* [Stated task]: Quote the entries that follow exactly, leaving none out.
------ Material for the task ------
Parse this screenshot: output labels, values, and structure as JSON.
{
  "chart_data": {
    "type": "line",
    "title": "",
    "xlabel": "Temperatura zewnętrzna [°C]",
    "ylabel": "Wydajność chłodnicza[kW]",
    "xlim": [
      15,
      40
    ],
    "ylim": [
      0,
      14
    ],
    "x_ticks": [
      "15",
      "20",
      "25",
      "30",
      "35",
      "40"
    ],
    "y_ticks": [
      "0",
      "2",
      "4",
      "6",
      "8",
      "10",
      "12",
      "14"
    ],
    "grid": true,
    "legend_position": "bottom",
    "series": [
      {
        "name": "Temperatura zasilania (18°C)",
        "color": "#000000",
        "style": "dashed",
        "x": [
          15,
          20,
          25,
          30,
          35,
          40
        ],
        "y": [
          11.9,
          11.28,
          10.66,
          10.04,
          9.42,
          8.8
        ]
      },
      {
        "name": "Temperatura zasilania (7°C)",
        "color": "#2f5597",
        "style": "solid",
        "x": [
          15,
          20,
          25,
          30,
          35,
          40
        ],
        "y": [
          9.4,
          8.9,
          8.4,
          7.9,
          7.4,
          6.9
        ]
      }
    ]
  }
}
------
* [Full output]:
Parse this screenshot: output labels, values, and structure as JSON.
{
  "chart_data": {
    "type": "line",
    "title": "",
    "xlabel": "Temperatura zewnętrzna [°C]",
    "ylabel": "Wydajność chłodnicza[kW]",
    "xlim": [
      15,
      40
    ],
    "ylim": [
      0,
      14
    ],
    "x_ticks": [
      "15",
      "20",
      "25",
      "30",
      "35",
      "40"
    ],
    "y_ticks": [
      "0",
      "2",
      "4",
      "6",
      "8",
      "10",
      "12",
      "14"
    ],
    "grid": true,
    "legend_position": "bottom",
    "series": [
      {
        "name": "Temperatura zasilania (18°C)",
        "color": "#000000",
        "style": "dashed",
        "x": [
          15,
          20,
          25,
          30,
          35,
          40
        ],
        "y": [
          11.9,
          11.28,
          10.66,
          10.04,
          9.42,
          8.8
        ]
      },
      {
        "name": "Temperatura zasilania (7°C)",
        "color": "#2f5597",
        "style": "solid",
        "x": [
          15,
          20,
          25,
          30,
          35,
          40
        ],
        "y": [
          9.4,
          8.9,
          8.4,
          7.9,
          7.4,
          6.9
        ]
      }
    ]
  }
}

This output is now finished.